__DIRECTIONS FOR THIS TASK__:
All the entries need to be quoted exactly, apart from the pictures, which you should drop.
-- BEGIN DATA FOR THIS TASK --
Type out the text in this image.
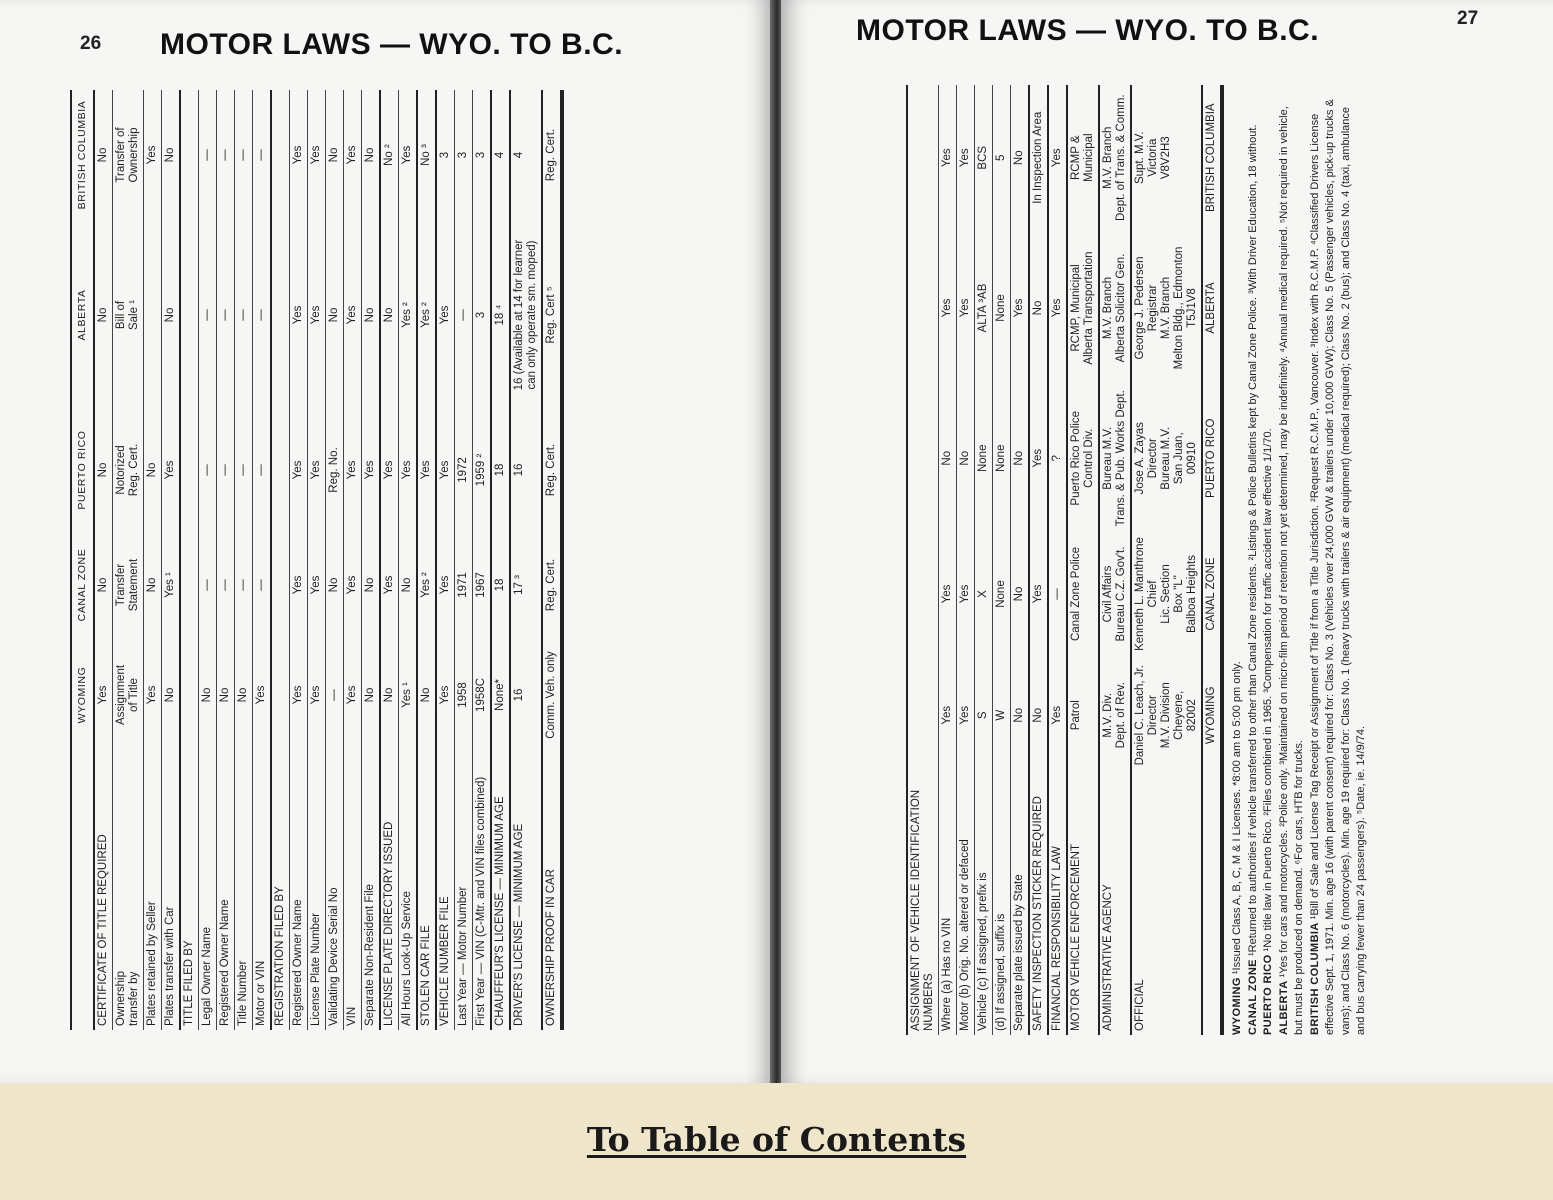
26 MOTOR LAWS — WYO. TO B.C.
WYOMING
CANAL ZONE
PUERTO RICO
ALBERTA
BRITISH COLUMBIA
CERTIFICATE OF TITLE REQUIRED
Yes
No
No
No
No
Ownership
transfer by
Assignment
of Title
Transfer
Statement
Notorized
Reg. Cert.
Bill of
Sale ¹
Transfer of
Ownership
Plates retained by Seller
Yes
No
No
Yes
Plates transfer with Car
No
Yes ¹
Yes
No
No
TITLE FILED BY Legal Owner Name
No
—
—
—
—
Registered Owner Name
No
—
—
—
—
Title Number
No
—
—
—
—
Motor or VIN
Yes
—
—
—
—
REGISTRATION FILED BY Registered Owner Name
Yes
Yes
Yes
Yes
Yes
License Plate Number
Yes
Yes
Yes
Yes
Yes
Validating Device Serial No
—
No
Reg. No.
No
No
VIN
Yes
Yes
Yes
Yes
Yes
Separate Non-Resident File
No
No
Yes
No
No
LICENSE PLATE DIRECTORY ISSUED
No
Yes
Yes
No
No ²
All Hours Look-Up Service
Yes ¹
No
Yes
Yes ²
Yes
STOLEN CAR FILE
No
Yes ²
Yes
Yes ²
No ³
VEHICLE NUMBER FILE
Yes
Yes
Yes
Yes
3
Last Year — Motor Number
1958
1971
1972
—
3
First Year — VIN (C-Mtr. and VIN files combined)
1958C
1967
1959 ²
3
3
CHAUFFEUR'S LICENSE — MINIMUM AGE
None*
18
18
18 ⁴
4
DRIVER'S LICENSE — MINIMUM AGE
16
17 ³
16
16 (Available at 14 for learner
can only operate sm. moped)
4
OWNERSHIP PROOF IN CAR
Comm. Veh. only
Reg. Cert.
Reg. Cert.
Reg. Cert ⁵
Reg. Cert.
MOTOR LAWS — WYO. TO B.C.	27
ASSIGNMENT OF VEHICLE IDENTIFICATION NUMBERS Where (a) Has no VIN
Yes
Yes
No
Yes
Yes
Motor (b) Orig. No. altered or defaced
Yes
Yes
No
Yes
Yes
Vehicle (c) If assigned, prefix is
S
X
None
ALTA ³AB
BCS
(d) If assigned, suffix is
W
None
None
None
5
Separate plate issued by State
No
No
No
Yes
No
SAFETY INSPECTION STICKER REQUIRED
No
Yes
Yes
No
In Inspection Area
FINANCIAL RESPONSIBILITY LAW
Yes
—
?
Yes
Yes
MOTOR VEHICLE ENFORCEMENT
Patrol
Canal Zone Police
Puerto Rico Police
Control Div.
RCMP, Municipal
Alberta Transportation
RCMP &
Municipal
ADMINISTRATIVE AGENCY
M.V. Div.
Dept. of Rev.
Civil Affairs
Bureau C.Z. Gov't.
Bureau M.V.
Trans. & Pub. Works Dept.
M.V. Branch
Alberta Solicitor Gen.
M.V. Branch
Dept. of Trans. & Comm.
OFFICIAL
Daniel C. Leach, Jr.
Director
M.V. Division
Cheyene,
82002
Kenneth L. Manthrone
Chief
Lic. Section
Box "L"
Balboa Heights
Jose A. Zayas
Director
Bureau M.V.
San Juan,
00910
George J. Pedersen
Registrar
M.V. Branch
Melton Bldg., Edmonton
T5J1V8
Supt. M.V.
Victoria
V8V2H3
WYOMING
CANAL ZONE
PUERTO RICO
ALBERTA
BRITISH COLUMBIA
WYOMING ¹Issued Class A, B, C, M & I Licenses. *8:00 am to 5:00 pm only.
CANAL ZONE ¹Returned to authorities if vehicle transferred to other than Canal Zone residents. ²Listings & Police Bulletins kept by Canal Zone Police. ³With Driver Education, 18 without.
PUERTO RICO ¹No title law in Puerto Rico. ²Files combined in 1965. ³Compensation for traffic accident law effective 1/1/70.
ALBERTA ¹Yes for cars and motorcycles. ²Police only. ³Maintained on micro-film period of retention not yet determined, may be indefinitely. ⁴Annual medical required. ⁵Not required in vehicle, but must be produced on demand. ⁶For cars, HTB for trucks. BRITISH COLUMBIA ¹Bill of Sale and License Tag Receipt or Assignment of Title if from a Title Jurisdiction. ²Request R.C.M.P., Vancouver. ³Index with R.C.M.P. ⁴Classified Drivers License effective Sept. 1, 1971. Min. age 16 (with parent consent) required for: Class No. 3 (Vehicles over 24,000 GVW & trailers under 10,000 GVW); Class No. 5 (Passenger vehicles, pick-up trucks & vans); and Class No. 6 (motorcycles). Min. age 19 required for: Class No. 1 (heavy trucks with trailers & air equipment) (medical required); Class No. 2 (bus); and Class No. 4 (taxi, ambulance and bus carrying fewer than 24 passengers). ⁵Date, ie. 14/9/74.
To Table of Contents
-- END DATA FOR THIS TASK --
__CORRECT RESULT__:
Type out the text in this image.
26 MOTOR LAWS — WYO. TO B.C.
WYOMING
CANAL ZONE
PUERTO RICO
ALBERTA
BRITISH COLUMBIA
CERTIFICATE OF TITLE REQUIRED
Yes
No
No
No
No
Ownership
transfer by
Assignment
of Title
Transfer
Statement
Notorized
Reg. Cert.
Bill of
Sale ¹
Transfer of
Ownership
Plates retained by Seller
Yes
No
No
Yes
Plates transfer with Car
No
Yes ¹
Yes
No
No
TITLE FILED BY Legal Owner Name
No
—
—
—
—
Registered Owner Name
No
—
—
—
—
Title Number
No
—
—
—
—
Motor or VIN
Yes
—
—
—
—
REGISTRATION FILED BY Registered Owner Name
Yes
Yes
Yes
Yes
Yes
License Plate Number
Yes
Yes
Yes
Yes
Yes
Validating Device Serial No
—
No
Reg. No.
No
No
VIN
Yes
Yes
Yes
Yes
Yes
Separate Non-Resident File
No
No
Yes
No
No
LICENSE PLATE DIRECTORY ISSUED
No
Yes
Yes
No
No ²
All Hours Look-Up Service
Yes ¹
No
Yes
Yes ²
Yes
STOLEN CAR FILE
No
Yes ²
Yes
Yes ²
No ³
VEHICLE NUMBER FILE
Yes
Yes
Yes
Yes
3
Last Year — Motor Number
1958
1971
1972
—
3
First Year — VIN (C-Mtr. and VIN files combined)
1958C
1967
1959 ²
3
3
CHAUFFEUR'S LICENSE — MINIMUM AGE
None*
18
18
18 ⁴
4
DRIVER'S LICENSE — MINIMUM AGE
16
17 ³
16
16 (Available at 14 for learner
can only operate sm. moped)
4
OWNERSHIP PROOF IN CAR
Comm. Veh. only
Reg. Cert.
Reg. Cert.
Reg. Cert ⁵
Reg. Cert.
MOTOR LAWS — WYO. TO B.C.	27
ASSIGNMENT OF VEHICLE IDENTIFICATION NUMBERS Where (a) Has no VIN
Yes
Yes
No
Yes
Yes
Motor (b) Orig. No. altered or defaced
Yes
Yes
No
Yes
Yes
Vehicle (c) If assigned, prefix is
S
X
None
ALTA ³AB
BCS
(d) If assigned, suffix is
W
None
None
None
5
Separate plate issued by State
No
No
No
Yes
No
SAFETY INSPECTION STICKER REQUIRED
No
Yes
Yes
No
In Inspection Area
FINANCIAL RESPONSIBILITY LAW
Yes
—
?
Yes
Yes
MOTOR VEHICLE ENFORCEMENT
Patrol
Canal Zone Police
Puerto Rico Police
Control Div.
RCMP, Municipal
Alberta Transportation
RCMP &
Municipal
ADMINISTRATIVE AGENCY
M.V. Div.
Dept. of Rev.
Civil Affairs
Bureau C.Z. Gov't.
Bureau M.V.
Trans. & Pub. Works Dept.
M.V. Branch
Alberta Solicitor Gen.
M.V. Branch
Dept. of Trans. & Comm.
OFFICIAL
Daniel C. Leach, Jr.
Director
M.V. Division
Cheyene,
82002
Kenneth L. Manthrone
Chief
Lic. Section
Box "L"
Balboa Heights
Jose A. Zayas
Director
Bureau M.V.
San Juan,
00910
George J. Pedersen
Registrar
M.V. Branch
Melton Bldg., Edmonton
T5J1V8
Supt. M.V.
Victoria
V8V2H3
WYOMING
CANAL ZONE
PUERTO RICO
ALBERTA
BRITISH COLUMBIA
WYOMING ¹Issued Class A, B, C, M & I Licenses. *8:00 am to 5:00 pm only.
CANAL ZONE ¹Returned to authorities if vehicle transferred to other than Canal Zone residents. ²Listings & Police Bulletins kept by Canal Zone Police. ³With Driver Education, 18 without.
PUERTO RICO ¹No title law in Puerto Rico. ²Files combined in 1965. ³Compensation for traffic accident law effective 1/1/70.
ALBERTA ¹Yes for cars and motorcycles. ²Police only. ³Maintained on micro-film period of retention not yet determined, may be indefinitely. ⁴Annual medical required. ⁵Not required in vehicle, but must be produced on demand. ⁶For cars, HTB for trucks. BRITISH COLUMBIA ¹Bill of Sale and License Tag Receipt or Assignment of Title if from a Title Jurisdiction. ²Request R.C.M.P., Vancouver. ³Index with R.C.M.P. ⁴Classified Drivers License effective Sept. 1, 1971. Min. age 16 (with parent consent) required for: Class No. 3 (Vehicles over 24,000 GVW & trailers under 10,000 GVW); Class No. 5 (Passenger vehicles, pick-up trucks & vans); and Class No. 6 (motorcycles). Min. age 19 required for: Class No. 1 (heavy trucks with trailers & air equipment) (medical required); Class No. 2 (bus); and Class No. 4 (taxi, ambulance and bus carrying fewer than 24 passengers). ⁵Date, ie. 14/9/74.
To Table of Contents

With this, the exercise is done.